What this task involves. Find the lines below that contain the string "type". Copy each one.

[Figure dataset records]
<<<<

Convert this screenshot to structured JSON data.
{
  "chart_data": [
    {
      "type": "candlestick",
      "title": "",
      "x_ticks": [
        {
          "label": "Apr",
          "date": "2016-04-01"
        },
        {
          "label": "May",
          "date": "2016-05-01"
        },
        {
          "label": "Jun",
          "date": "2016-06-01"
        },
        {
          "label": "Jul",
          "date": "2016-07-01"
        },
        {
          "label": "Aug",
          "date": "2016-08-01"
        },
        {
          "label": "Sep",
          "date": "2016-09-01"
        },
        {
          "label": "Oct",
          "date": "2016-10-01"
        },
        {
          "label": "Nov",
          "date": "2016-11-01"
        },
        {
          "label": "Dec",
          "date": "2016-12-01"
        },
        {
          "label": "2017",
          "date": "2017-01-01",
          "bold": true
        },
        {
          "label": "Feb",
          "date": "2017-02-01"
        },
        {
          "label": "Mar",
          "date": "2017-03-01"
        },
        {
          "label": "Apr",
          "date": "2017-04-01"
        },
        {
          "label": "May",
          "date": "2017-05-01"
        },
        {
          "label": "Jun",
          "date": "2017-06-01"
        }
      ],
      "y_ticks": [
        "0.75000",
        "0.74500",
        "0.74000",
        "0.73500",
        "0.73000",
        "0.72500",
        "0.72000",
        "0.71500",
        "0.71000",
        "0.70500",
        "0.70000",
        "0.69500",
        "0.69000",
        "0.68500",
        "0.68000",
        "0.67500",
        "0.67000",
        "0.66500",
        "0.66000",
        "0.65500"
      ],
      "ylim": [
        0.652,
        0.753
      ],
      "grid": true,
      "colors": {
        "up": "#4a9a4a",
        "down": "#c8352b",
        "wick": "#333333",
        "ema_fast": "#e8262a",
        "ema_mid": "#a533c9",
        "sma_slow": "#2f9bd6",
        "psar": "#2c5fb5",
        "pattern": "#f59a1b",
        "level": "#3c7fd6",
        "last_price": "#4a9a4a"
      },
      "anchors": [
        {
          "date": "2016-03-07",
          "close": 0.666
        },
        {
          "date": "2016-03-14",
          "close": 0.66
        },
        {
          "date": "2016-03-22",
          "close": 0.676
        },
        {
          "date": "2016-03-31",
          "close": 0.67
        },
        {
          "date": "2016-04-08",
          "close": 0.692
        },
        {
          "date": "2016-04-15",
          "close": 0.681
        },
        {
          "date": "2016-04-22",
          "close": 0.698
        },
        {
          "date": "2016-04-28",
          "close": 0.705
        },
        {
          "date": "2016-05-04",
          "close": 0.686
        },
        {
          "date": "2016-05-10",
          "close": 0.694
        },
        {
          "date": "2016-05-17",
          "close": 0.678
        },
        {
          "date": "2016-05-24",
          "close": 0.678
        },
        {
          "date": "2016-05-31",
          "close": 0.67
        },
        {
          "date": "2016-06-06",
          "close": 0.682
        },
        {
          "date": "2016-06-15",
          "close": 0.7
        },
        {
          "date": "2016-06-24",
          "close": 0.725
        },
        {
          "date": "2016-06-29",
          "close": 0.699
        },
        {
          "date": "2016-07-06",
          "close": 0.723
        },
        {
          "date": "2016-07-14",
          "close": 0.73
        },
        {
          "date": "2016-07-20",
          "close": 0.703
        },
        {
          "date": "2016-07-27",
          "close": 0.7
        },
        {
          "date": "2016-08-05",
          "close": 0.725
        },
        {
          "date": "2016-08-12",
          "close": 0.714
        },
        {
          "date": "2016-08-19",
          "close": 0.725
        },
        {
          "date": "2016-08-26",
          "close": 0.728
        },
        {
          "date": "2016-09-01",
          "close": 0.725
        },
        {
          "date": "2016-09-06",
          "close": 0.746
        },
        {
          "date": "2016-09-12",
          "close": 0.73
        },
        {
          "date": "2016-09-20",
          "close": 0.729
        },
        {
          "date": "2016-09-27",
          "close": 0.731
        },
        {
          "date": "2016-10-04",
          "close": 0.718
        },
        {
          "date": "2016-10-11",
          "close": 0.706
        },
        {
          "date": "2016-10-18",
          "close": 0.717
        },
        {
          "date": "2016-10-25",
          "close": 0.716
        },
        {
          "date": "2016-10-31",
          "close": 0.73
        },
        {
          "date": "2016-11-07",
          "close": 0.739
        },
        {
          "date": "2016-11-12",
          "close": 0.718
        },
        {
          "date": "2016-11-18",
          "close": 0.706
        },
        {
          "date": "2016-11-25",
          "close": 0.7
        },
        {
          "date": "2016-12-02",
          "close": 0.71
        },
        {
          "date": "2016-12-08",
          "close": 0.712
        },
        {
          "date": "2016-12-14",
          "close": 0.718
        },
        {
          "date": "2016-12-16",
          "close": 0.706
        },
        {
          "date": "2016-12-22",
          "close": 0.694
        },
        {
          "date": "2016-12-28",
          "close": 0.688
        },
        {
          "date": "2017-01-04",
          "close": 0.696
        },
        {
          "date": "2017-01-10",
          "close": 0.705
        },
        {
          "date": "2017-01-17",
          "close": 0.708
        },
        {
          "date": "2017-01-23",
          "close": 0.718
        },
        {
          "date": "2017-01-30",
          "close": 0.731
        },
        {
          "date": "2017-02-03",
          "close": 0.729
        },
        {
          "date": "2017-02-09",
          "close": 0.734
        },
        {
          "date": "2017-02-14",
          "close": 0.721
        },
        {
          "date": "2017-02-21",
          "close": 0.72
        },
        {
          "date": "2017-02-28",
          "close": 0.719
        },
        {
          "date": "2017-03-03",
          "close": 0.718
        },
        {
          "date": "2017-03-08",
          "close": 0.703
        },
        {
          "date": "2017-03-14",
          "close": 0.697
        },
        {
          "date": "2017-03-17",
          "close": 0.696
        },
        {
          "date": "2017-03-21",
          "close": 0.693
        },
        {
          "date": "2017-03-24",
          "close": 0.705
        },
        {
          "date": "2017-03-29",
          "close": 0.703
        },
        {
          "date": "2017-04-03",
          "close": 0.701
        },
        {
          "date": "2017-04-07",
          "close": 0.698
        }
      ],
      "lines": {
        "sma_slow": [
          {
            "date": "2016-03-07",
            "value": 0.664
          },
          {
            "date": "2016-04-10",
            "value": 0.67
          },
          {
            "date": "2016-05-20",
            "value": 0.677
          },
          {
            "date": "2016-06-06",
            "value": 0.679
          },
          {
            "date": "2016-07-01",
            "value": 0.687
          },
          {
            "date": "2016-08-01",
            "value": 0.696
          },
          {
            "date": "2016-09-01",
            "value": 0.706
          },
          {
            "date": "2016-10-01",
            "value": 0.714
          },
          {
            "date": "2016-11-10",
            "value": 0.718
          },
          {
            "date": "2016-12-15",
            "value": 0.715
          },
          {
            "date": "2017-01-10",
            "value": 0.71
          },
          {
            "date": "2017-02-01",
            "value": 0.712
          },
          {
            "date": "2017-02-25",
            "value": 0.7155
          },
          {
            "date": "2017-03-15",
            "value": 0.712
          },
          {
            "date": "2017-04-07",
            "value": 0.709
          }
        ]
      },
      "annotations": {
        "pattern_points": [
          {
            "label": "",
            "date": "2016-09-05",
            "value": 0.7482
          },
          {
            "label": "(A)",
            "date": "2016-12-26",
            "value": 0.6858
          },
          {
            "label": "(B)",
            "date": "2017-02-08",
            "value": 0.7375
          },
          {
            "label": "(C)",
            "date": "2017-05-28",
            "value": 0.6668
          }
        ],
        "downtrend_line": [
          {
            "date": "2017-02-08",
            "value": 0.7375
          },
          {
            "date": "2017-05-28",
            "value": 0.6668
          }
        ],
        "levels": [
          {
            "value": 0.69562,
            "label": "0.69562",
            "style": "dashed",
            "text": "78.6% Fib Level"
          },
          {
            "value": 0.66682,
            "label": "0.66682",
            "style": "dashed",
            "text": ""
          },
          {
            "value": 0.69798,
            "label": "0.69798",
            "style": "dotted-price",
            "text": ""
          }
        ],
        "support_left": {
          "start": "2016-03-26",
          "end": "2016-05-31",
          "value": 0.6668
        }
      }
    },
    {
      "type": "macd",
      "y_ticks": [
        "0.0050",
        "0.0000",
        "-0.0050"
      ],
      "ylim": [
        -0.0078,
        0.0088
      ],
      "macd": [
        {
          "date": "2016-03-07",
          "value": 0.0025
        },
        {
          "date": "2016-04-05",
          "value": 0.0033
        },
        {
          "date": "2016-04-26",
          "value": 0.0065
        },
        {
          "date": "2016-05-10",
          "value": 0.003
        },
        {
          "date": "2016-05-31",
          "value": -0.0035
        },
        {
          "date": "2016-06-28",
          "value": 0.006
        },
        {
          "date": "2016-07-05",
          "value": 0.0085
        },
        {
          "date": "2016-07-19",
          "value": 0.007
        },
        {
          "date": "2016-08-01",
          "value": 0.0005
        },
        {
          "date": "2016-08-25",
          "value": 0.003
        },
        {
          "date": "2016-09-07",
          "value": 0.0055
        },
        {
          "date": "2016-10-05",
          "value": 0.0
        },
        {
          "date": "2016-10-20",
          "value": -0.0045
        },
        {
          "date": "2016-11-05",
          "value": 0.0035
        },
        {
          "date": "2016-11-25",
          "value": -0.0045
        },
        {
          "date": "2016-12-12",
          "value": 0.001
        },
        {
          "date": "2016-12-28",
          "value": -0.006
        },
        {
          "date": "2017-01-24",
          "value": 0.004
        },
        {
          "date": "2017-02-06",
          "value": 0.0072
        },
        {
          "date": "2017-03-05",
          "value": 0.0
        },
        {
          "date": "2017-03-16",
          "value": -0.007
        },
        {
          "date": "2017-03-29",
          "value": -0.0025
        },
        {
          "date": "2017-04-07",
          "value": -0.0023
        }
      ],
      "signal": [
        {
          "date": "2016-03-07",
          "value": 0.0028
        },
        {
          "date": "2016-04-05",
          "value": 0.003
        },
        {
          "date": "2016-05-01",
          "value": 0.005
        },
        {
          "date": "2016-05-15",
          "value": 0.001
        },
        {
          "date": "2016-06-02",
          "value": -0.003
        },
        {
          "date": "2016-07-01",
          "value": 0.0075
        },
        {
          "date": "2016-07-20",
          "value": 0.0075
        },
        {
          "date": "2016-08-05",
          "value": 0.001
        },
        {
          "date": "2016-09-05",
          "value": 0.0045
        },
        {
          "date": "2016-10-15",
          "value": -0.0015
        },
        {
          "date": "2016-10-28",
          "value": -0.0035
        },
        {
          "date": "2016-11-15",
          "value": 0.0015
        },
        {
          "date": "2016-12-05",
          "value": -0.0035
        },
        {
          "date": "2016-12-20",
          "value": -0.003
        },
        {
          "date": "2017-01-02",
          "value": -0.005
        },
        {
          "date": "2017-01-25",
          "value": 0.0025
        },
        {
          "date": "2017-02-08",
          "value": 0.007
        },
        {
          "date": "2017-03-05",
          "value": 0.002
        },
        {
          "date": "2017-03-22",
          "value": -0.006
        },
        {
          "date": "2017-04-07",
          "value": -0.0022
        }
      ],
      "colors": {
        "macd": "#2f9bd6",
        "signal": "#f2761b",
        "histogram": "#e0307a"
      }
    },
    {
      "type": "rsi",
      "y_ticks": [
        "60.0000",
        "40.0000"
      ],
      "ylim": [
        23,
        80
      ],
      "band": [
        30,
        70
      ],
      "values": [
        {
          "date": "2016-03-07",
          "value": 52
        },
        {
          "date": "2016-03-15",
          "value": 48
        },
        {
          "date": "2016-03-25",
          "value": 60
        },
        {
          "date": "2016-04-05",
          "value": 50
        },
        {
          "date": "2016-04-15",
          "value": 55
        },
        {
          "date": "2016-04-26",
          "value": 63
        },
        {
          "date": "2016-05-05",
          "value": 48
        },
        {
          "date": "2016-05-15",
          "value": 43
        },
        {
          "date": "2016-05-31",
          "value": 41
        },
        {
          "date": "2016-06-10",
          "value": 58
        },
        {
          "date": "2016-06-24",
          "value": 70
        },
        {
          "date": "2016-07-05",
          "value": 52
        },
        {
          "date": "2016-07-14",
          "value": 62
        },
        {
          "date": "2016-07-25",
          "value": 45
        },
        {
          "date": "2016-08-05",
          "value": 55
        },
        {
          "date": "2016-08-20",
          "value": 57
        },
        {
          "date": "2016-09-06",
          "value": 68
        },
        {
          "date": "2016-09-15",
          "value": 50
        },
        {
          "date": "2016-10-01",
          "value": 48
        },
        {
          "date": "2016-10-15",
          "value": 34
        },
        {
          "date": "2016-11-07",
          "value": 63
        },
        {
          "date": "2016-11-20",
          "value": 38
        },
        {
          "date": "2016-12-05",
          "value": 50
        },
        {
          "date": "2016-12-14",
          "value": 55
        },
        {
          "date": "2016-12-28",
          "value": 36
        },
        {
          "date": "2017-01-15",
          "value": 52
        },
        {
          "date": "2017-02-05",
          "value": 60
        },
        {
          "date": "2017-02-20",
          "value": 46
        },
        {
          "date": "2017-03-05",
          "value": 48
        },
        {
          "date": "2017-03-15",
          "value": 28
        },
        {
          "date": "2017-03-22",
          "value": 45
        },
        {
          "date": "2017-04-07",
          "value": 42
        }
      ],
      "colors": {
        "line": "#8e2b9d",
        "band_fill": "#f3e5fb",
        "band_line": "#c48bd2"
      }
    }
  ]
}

>>>>

Written response.
      "type": "candlestick",
      "type": "macd",
      "type": "rsi",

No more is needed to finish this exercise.